> **Request**
Which lines hold the string "name"? Copy every one of them.

[Extracted data entries]

** start **

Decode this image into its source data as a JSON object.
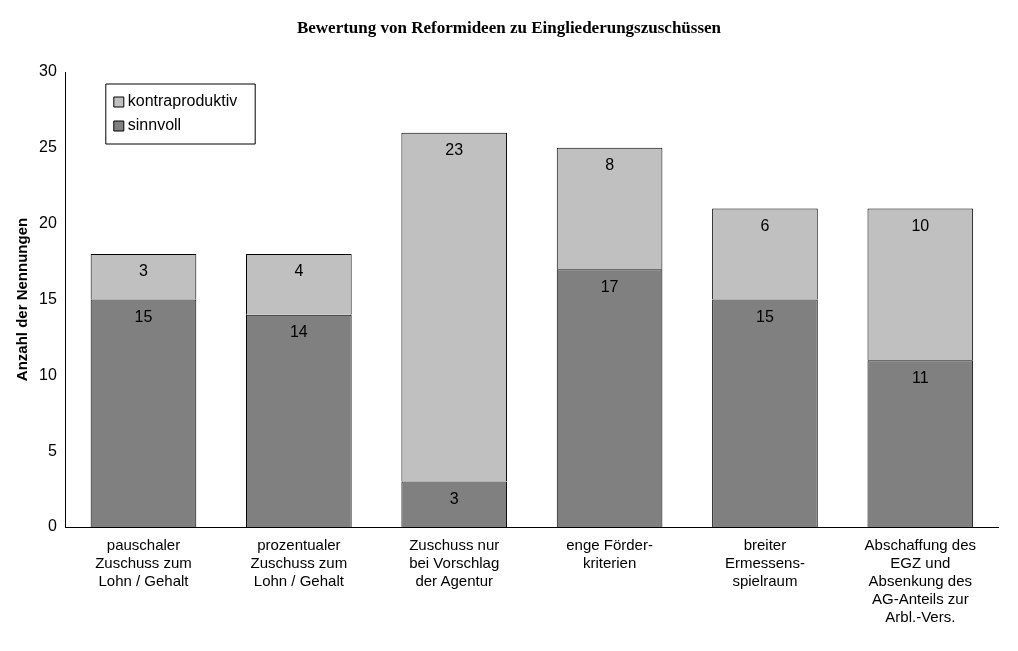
{
  "chart_data": {
    "type": "bar",
    "title": "Bewertung von Reformideen zu Eingliederungszuschüssen",
    "ylabel": "Anzahl der Nennungen",
    "categories": [
      "pauschaler Zuschuss zum Lohn / Gehalt",
      "prozentualer Zuschuss zum Lohn / Gehalt",
      "Zuschuss nur bei Vorschlag der Agentur",
      "enge Förder-kriterien",
      "breiter Ermessens-spielraum",
      "Abschaffung des EGZ und Absenkung des AG-Anteils zur Arbl.-Vers."
    ],
    "series": [
      {
        "name": "sinnvoll",
        "color": "#808080",
        "values": [
          15,
          14,
          3,
          17,
          15,
          11
        ]
      },
      {
        "name": "kontraproduktiv",
        "color": "#c0c0c0",
        "values": [
          3,
          4,
          23,
          8,
          6,
          10
        ]
      }
    ],
    "stacked": true,
    "data_labels": true,
    "ylim": [
      0,
      30
    ],
    "yticks": [
      0,
      5,
      10,
      15,
      20,
      25,
      30
    ],
    "grid": false,
    "legend": "top left"
  }
}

** end **

> **Response to this task**
        "name": "sinnvoll",
        "name": "kontraproduktiv",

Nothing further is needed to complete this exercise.